(Excerpt from a dataset)
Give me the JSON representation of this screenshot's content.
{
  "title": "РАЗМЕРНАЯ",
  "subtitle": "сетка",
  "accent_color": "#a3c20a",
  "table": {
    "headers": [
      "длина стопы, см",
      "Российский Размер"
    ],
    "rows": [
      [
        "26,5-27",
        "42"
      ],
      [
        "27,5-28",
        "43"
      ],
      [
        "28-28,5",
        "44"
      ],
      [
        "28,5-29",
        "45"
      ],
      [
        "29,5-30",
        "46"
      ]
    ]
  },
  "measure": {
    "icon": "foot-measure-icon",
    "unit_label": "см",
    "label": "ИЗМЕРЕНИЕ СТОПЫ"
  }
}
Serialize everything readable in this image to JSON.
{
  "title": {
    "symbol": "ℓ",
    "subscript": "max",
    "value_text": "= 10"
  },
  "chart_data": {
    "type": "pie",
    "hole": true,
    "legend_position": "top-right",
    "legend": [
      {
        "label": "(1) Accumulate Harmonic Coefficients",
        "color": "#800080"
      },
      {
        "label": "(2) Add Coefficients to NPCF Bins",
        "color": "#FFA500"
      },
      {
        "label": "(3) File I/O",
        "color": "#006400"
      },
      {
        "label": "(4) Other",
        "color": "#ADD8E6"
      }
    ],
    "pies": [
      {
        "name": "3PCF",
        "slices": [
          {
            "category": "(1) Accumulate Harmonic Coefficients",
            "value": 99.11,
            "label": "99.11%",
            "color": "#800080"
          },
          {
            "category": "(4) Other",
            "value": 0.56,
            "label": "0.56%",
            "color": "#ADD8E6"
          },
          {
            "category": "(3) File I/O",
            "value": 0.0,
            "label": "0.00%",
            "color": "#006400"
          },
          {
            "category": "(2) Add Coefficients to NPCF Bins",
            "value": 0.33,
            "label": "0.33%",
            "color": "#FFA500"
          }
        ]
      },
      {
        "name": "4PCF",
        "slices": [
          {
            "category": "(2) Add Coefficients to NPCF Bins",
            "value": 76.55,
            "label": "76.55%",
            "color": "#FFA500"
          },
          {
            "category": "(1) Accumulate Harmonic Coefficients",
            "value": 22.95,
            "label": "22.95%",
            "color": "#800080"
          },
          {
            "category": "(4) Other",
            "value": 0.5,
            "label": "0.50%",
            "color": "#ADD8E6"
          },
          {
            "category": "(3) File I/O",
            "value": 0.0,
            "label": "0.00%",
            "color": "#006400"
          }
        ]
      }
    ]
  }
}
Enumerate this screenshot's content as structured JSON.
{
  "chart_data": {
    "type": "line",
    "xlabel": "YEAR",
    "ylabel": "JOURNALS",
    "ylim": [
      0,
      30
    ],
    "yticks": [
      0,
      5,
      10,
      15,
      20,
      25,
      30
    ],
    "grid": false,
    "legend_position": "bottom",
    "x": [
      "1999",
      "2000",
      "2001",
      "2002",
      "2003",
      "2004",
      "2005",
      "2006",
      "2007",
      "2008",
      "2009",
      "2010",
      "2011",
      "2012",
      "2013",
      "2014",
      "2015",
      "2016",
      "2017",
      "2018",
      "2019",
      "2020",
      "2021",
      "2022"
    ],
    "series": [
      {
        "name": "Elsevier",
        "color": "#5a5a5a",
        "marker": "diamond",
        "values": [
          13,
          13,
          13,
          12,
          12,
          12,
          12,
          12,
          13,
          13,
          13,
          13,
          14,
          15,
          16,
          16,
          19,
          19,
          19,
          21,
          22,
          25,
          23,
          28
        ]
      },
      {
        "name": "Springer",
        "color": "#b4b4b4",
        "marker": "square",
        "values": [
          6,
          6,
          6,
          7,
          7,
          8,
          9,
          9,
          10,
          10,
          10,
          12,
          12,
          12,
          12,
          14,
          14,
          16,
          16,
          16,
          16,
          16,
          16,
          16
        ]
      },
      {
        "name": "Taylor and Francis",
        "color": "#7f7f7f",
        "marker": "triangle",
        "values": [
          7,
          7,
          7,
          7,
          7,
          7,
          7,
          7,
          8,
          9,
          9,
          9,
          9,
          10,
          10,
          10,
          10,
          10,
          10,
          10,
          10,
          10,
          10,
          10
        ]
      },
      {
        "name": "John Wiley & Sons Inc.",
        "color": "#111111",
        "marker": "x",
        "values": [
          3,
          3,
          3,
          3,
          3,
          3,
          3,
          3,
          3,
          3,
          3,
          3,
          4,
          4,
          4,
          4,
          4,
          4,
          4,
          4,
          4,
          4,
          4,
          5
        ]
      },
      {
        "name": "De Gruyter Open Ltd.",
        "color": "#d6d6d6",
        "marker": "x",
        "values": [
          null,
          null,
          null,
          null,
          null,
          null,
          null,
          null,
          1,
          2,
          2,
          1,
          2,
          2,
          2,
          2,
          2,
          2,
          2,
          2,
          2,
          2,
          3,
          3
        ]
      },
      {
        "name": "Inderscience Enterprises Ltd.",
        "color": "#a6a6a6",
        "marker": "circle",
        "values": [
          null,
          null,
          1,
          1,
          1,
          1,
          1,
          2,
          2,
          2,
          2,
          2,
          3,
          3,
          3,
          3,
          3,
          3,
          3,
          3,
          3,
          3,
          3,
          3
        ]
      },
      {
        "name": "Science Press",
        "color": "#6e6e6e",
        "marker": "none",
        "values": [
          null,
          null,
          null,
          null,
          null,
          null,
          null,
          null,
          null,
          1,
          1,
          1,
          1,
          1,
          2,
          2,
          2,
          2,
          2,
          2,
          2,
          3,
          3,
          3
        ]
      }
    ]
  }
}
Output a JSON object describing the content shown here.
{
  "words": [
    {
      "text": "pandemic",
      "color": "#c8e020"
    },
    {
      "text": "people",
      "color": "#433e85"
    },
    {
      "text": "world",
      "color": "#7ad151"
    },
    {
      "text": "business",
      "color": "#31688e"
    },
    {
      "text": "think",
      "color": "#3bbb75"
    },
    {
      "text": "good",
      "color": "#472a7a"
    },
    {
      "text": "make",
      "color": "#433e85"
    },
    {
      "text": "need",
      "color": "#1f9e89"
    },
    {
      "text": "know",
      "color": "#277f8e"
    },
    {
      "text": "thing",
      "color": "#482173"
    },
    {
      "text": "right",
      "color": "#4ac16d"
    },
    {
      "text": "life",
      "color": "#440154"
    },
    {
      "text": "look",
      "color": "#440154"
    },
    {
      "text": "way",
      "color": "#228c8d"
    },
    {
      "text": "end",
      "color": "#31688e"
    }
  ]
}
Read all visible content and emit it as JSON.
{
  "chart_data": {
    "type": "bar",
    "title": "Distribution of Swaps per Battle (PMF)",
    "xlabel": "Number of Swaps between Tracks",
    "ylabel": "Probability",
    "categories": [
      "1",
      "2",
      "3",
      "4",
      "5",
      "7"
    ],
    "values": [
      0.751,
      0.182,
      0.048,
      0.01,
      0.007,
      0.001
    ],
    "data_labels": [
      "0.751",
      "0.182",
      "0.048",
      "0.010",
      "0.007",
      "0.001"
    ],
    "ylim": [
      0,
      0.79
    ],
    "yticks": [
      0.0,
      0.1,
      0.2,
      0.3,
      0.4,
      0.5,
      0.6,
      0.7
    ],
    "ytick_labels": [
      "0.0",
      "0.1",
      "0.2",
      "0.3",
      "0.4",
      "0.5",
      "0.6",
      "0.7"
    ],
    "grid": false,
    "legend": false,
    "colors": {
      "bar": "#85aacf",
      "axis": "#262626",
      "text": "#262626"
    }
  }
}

● EXERCISE OBJECTIVE: Pick out the lines that include the word "xlabel" and write them out.

● TASK RESULT:
    "xlabel": "YEAR",
    "xlabel": "Number of Swaps between Tracks",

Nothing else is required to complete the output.